Records shown:
____

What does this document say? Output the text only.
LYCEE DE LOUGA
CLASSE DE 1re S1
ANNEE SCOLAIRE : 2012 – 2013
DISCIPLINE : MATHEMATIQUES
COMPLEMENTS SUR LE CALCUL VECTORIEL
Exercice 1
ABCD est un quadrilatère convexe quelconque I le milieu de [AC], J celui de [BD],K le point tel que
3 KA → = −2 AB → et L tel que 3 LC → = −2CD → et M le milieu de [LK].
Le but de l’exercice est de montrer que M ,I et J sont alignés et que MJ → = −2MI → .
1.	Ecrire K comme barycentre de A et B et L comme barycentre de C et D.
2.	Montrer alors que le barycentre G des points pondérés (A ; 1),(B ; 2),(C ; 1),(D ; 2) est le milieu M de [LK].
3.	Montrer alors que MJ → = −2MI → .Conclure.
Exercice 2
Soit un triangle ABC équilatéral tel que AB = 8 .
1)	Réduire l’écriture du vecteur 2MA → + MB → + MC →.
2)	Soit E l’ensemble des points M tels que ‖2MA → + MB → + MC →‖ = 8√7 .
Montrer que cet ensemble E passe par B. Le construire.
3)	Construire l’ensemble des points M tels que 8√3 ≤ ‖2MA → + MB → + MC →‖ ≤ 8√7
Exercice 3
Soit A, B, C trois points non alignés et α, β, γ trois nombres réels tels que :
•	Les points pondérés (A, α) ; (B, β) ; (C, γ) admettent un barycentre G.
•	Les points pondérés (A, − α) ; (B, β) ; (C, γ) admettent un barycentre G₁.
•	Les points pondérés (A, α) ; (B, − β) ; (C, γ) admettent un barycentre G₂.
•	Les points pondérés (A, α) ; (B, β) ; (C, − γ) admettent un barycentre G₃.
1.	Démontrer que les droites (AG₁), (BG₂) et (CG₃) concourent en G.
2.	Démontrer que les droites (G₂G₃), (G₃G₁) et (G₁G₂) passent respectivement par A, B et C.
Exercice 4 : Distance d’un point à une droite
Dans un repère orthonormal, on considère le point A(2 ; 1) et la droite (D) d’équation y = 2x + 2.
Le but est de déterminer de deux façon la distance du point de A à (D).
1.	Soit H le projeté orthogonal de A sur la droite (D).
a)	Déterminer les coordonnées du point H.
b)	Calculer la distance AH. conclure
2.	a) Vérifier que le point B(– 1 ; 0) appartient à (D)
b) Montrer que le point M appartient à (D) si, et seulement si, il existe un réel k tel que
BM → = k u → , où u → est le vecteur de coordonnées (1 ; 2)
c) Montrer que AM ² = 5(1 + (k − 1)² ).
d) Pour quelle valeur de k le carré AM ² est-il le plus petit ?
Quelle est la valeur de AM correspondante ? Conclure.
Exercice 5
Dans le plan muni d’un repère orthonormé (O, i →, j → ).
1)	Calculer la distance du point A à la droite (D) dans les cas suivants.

____

Exercise task:
Faithfully transcribe the whole of the data.

Reply to the task:
What does this document say? Output the text only.
LYCEE DE LOUGA
CLASSE DE 1re S1
ANNEE SCOLAIRE : 2012 – 2013
DISCIPLINE : MATHEMATIQUES
COMPLEMENTS SUR LE CALCUL VECTORIEL
Exercice 1
ABCD est un quadrilatère convexe quelconque I le milieu de [AC], J celui de [BD],K le point tel que
3 KA → = −2 AB → et L tel que 3 LC → = −2CD → et M le milieu de [LK].
Le but de l’exercice est de montrer que M ,I et J sont alignés et que MJ → = −2MI → .
1.	Ecrire K comme barycentre de A et B et L comme barycentre de C et D.
2.	Montrer alors que le barycentre G des points pondérés (A ; 1),(B ; 2),(C ; 1),(D ; 2) est le milieu M de [LK].
3.	Montrer alors que MJ → = −2MI → .Conclure.
Exercice 2
Soit un triangle ABC équilatéral tel que AB = 8 .
1)	Réduire l’écriture du vecteur 2MA → + MB → + MC →.
2)	Soit E l’ensemble des points M tels que ‖2MA → + MB → + MC →‖ = 8√7 .
Montrer que cet ensemble E passe par B. Le construire.
3)	Construire l’ensemble des points M tels que 8√3 ≤ ‖2MA → + MB → + MC →‖ ≤ 8√7
Exercice 3
Soit A, B, C trois points non alignés et α, β, γ trois nombres réels tels que :
•	Les points pondérés (A, α) ; (B, β) ; (C, γ) admettent un barycentre G.
•	Les points pondérés (A, − α) ; (B, β) ; (C, γ) admettent un barycentre G₁.
•	Les points pondérés (A, α) ; (B, − β) ; (C, γ) admettent un barycentre G₂.
•	Les points pondérés (A, α) ; (B, β) ; (C, − γ) admettent un barycentre G₃.
1.	Démontrer que les droites (AG₁), (BG₂) et (CG₃) concourent en G.
2.	Démontrer que les droites (G₂G₃), (G₃G₁) et (G₁G₂) passent respectivement par A, B et C.
Exercice 4 : Distance d’un point à une droite
Dans un repère orthonormal, on considère le point A(2 ; 1) et la droite (D) d’équation y = 2x + 2.
Le but est de déterminer de deux façon la distance du point de A à (D).
1.	Soit H le projeté orthogonal de A sur la droite (D).
a)	Déterminer les coordonnées du point H.
b)	Calculer la distance AH. conclure
2.	a) Vérifier que le point B(– 1 ; 0) appartient à (D)
b) Montrer que le point M appartient à (D) si, et seulement si, il existe un réel k tel que
BM → = k u → , où u → est le vecteur de coordonnées (1 ; 2)
c) Montrer que AM ² = 5(1 + (k − 1)² ).
d) Pour quelle valeur de k le carré AM ² est-il le plus petit ?
Quelle est la valeur de AM correspondante ? Conclure.
Exercice 5
Dans le plan muni d’un repère orthonormé (O, i →, j → ).
1)	Calculer la distance du point A à la droite (D) dans les cas suivants.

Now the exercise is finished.